What to work on
Without omitting anything, retype the data that follows.

Recorded information
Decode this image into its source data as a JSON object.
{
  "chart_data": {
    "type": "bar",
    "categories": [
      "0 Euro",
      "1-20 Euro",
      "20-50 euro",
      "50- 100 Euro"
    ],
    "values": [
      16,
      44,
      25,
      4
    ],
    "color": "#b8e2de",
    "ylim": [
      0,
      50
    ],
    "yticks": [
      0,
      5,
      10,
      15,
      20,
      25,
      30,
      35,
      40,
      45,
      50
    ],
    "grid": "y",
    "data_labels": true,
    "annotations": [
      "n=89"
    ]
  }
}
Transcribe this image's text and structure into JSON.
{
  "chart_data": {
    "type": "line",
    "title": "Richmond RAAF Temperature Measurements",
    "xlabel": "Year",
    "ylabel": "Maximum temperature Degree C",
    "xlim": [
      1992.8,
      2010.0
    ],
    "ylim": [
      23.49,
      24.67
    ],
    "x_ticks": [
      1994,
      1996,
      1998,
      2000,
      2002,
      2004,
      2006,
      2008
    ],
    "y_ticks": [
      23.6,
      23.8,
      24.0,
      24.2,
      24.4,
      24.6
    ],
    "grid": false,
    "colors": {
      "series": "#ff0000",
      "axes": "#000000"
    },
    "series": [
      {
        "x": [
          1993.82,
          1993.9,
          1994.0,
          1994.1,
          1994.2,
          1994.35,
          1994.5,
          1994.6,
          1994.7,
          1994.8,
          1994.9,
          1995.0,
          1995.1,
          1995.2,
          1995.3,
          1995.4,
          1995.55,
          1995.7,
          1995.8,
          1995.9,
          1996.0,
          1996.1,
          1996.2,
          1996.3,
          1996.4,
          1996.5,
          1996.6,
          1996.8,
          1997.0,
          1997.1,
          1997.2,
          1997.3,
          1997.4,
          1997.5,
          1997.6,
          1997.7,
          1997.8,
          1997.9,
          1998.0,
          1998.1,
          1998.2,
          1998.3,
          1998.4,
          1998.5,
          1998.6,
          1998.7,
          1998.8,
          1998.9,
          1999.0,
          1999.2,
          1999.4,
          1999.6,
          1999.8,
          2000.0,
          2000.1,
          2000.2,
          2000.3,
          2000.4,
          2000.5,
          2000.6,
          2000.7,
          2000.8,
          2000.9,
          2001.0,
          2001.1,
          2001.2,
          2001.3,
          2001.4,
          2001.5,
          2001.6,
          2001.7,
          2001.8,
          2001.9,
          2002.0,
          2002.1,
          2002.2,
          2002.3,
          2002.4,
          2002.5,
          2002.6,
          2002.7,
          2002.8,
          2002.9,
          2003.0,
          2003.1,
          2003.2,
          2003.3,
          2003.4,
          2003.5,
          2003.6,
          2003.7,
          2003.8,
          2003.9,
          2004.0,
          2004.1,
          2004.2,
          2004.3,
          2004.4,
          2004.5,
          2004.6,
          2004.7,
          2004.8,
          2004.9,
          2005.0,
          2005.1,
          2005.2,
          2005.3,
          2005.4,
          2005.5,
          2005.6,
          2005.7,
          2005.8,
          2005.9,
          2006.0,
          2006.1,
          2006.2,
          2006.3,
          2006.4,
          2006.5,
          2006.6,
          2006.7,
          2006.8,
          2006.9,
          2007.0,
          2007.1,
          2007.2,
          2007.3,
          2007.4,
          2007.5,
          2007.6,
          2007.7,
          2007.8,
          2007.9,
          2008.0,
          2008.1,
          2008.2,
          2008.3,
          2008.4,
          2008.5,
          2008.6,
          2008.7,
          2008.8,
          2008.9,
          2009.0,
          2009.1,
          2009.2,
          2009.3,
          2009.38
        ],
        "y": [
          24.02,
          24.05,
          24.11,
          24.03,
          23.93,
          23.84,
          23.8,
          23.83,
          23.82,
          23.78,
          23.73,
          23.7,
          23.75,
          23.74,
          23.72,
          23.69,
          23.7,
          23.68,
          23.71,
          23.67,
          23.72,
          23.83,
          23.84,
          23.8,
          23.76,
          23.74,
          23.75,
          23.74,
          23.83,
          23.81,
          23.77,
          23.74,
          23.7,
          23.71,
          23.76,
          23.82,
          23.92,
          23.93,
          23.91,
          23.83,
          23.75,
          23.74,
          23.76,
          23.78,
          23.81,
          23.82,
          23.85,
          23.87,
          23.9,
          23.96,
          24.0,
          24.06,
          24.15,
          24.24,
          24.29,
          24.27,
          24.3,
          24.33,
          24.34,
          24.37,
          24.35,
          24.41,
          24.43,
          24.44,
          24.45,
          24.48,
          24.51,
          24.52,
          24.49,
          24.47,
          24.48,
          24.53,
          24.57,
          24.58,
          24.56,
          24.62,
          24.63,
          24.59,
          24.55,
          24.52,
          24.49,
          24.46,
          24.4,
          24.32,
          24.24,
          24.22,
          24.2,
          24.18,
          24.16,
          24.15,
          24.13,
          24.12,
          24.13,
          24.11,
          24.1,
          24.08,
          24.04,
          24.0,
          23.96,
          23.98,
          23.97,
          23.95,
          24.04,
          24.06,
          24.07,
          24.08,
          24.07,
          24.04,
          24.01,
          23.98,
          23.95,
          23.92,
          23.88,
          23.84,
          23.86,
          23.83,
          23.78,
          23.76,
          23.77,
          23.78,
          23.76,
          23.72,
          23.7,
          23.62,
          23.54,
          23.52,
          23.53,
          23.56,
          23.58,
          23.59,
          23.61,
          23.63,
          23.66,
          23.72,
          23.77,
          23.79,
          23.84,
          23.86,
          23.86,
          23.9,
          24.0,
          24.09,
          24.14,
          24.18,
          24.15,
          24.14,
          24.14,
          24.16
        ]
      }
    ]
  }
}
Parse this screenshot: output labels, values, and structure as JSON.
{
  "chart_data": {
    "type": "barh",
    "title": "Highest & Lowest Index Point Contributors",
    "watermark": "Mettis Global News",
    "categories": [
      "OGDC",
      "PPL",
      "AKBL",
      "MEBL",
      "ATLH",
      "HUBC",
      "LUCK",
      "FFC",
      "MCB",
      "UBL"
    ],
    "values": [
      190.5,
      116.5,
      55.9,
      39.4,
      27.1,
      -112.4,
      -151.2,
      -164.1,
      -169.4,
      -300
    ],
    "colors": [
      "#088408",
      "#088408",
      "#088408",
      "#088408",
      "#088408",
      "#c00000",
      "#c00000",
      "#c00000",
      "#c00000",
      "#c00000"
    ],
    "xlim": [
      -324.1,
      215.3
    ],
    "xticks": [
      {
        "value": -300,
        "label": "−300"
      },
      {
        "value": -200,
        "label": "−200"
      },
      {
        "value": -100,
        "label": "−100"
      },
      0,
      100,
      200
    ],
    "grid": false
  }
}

The completed task
Decode this image into its source data as a JSON object.
{
  "chart_data": {
    "type": "bar",
    "categories": [
      "0 Euro",
      "1-20 Euro",
      "20-50 euro",
      "50- 100 Euro"
    ],
    "values": [
      16,
      44,
      25,
      4
    ],
    "color": "#b8e2de",
    "ylim": [
      0,
      50
    ],
    "yticks": [
      0,
      5,
      10,
      15,
      20,
      25,
      30,
      35,
      40,
      45,
      50
    ],
    "grid": "y",
    "data_labels": true,
    "annotations": [
      "n=89"
    ]
  }
}
Transcribe this image's text and structure into JSON.
{
  "chart_data": {
    "type": "line",
    "title": "Richmond RAAF Temperature Measurements",
    "xlabel": "Year",
    "ylabel": "Maximum temperature Degree C",
    "xlim": [
      1992.8,
      2010.0
    ],
    "ylim": [
      23.49,
      24.67
    ],
    "x_ticks": [
      1994,
      1996,
      1998,
      2000,
      2002,
      2004,
      2006,
      2008
    ],
    "y_ticks": [
      23.6,
      23.8,
      24.0,
      24.2,
      24.4,
      24.6
    ],
    "grid": false,
    "colors": {
      "series": "#ff0000",
      "axes": "#000000"
    },
    "series": [
      {
        "x": [
          1993.82,
          1993.9,
          1994.0,
          1994.1,
          1994.2,
          1994.35,
          1994.5,
          1994.6,
          1994.7,
          1994.8,
          1994.9,
          1995.0,
          1995.1,
          1995.2,
          1995.3,
          1995.4,
          1995.55,
          1995.7,
          1995.8,
          1995.9,
          1996.0,
          1996.1,
          1996.2,
          1996.3,
          1996.4,
          1996.5,
          1996.6,
          1996.8,
          1997.0,
          1997.1,
          1997.2,
          1997.3,
          1997.4,
          1997.5,
          1997.6,
          1997.7,
          1997.8,
          1997.9,
          1998.0,
          1998.1,
          1998.2,
          1998.3,
          1998.4,
          1998.5,
          1998.6,
          1998.7,
          1998.8,
          1998.9,
          1999.0,
          1999.2,
          1999.4,
          1999.6,
          1999.8,
          2000.0,
          2000.1,
          2000.2,
          2000.3,
          2000.4,
          2000.5,
          2000.6,
          2000.7,
          2000.8,
          2000.9,
          2001.0,
          2001.1,
          2001.2,
          2001.3,
          2001.4,
          2001.5,
          2001.6,
          2001.7,
          2001.8,
          2001.9,
          2002.0,
          2002.1,
          2002.2,
          2002.3,
          2002.4,
          2002.5,
          2002.6,
          2002.7,
          2002.8,
          2002.9,
          2003.0,
          2003.1,
          2003.2,
          2003.3,
          2003.4,
          2003.5,
          2003.6,
          2003.7,
          2003.8,
          2003.9,
          2004.0,
          2004.1,
          2004.2,
          2004.3,
          2004.4,
          2004.5,
          2004.6,
          2004.7,
          2004.8,
          2004.9,
          2005.0,
          2005.1,
          2005.2,
          2005.3,
          2005.4,
          2005.5,
          2005.6,
          2005.7,
          2005.8,
          2005.9,
          2006.0,
          2006.1,
          2006.2,
          2006.3,
          2006.4,
          2006.5,
          2006.6,
          2006.7,
          2006.8,
          2006.9,
          2007.0,
          2007.1,
          2007.2,
          2007.3,
          2007.4,
          2007.5,
          2007.6,
          2007.7,
          2007.8,
          2007.9,
          2008.0,
          2008.1,
          2008.2,
          2008.3,
          2008.4,
          2008.5,
          2008.6,
          2008.7,
          2008.8,
          2008.9,
          2009.0,
          2009.1,
          2009.2,
          2009.3,
          2009.38
        ],
        "y": [
          24.02,
          24.05,
          24.11,
          24.03,
          23.93,
          23.84,
          23.8,
          23.83,
          23.82,
          23.78,
          23.73,
          23.7,
          23.75,
          23.74,
          23.72,
          23.69,
          23.7,
          23.68,
          23.71,
          23.67,
          23.72,
          23.83,
          23.84,
          23.8,
          23.76,
          23.74,
          23.75,
          23.74,
          23.83,
          23.81,
          23.77,
          23.74,
          23.7,
          23.71,
          23.76,
          23.82,
          23.92,
          23.93,
          23.91,
          23.83,
          23.75,
          23.74,
          23.76,
          23.78,
          23.81,
          23.82,
          23.85,
          23.87,
          23.9,
          23.96,
          24.0,
          24.06,
          24.15,
          24.24,
          24.29,
          24.27,
          24.3,
          24.33,
          24.34,
          24.37,
          24.35,
          24.41,
          24.43,
          24.44,
          24.45,
          24.48,
          24.51,
          24.52,
          24.49,
          24.47,
          24.48,
          24.53,
          24.57,
          24.58,
          24.56,
          24.62,
          24.63,
          24.59,
          24.55,
          24.52,
          24.49,
          24.46,
          24.4,
          24.32,
          24.24,
          24.22,
          24.2,
          24.18,
          24.16,
          24.15,
          24.13,
          24.12,
          24.13,
          24.11,
          24.1,
          24.08,
          24.04,
          24.0,
          23.96,
          23.98,
          23.97,
          23.95,
          24.04,
          24.06,
          24.07,
          24.08,
          24.07,
          24.04,
          24.01,
          23.98,
          23.95,
          23.92,
          23.88,
          23.84,
          23.86,
          23.83,
          23.78,
          23.76,
          23.77,
          23.78,
          23.76,
          23.72,
          23.7,
          23.62,
          23.54,
          23.52,
          23.53,
          23.56,
          23.58,
          23.59,
          23.61,
          23.63,
          23.66,
          23.72,
          23.77,
          23.79,
          23.84,
          23.86,
          23.86,
          23.9,
          24.0,
          24.09,
          24.14,
          24.18,
          24.15,
          24.14,
          24.14,
          24.16
        ]
      }
    ]
  }
}
Parse this screenshot: output labels, values, and structure as JSON.
{
  "chart_data": {
    "type": "barh",
    "title": "Highest & Lowest Index Point Contributors",
    "watermark": "Mettis Global News",
    "categories": [
      "OGDC",
      "PPL",
      "AKBL",
      "MEBL",
      "ATLH",
      "HUBC",
      "LUCK",
      "FFC",
      "MCB",
      "UBL"
    ],
    "values": [
      190.5,
      116.5,
      55.9,
      39.4,
      27.1,
      -112.4,
      -151.2,
      -164.1,
      -169.4,
      -300
    ],
    "colors": [
      "#088408",
      "#088408",
      "#088408",
      "#088408",
      "#088408",
      "#c00000",
      "#c00000",
      "#c00000",
      "#c00000",
      "#c00000"
    ],
    "xlim": [
      -324.1,
      215.3
    ],
    "xticks": [
      {
        "value": -300,
        "label": "−300"
      },
      {
        "value": -200,
        "label": "−200"
      },
      {
        "value": -100,
        "label": "−100"
      },
      0,
      100,
      200
    ],
    "grid": false
  }
}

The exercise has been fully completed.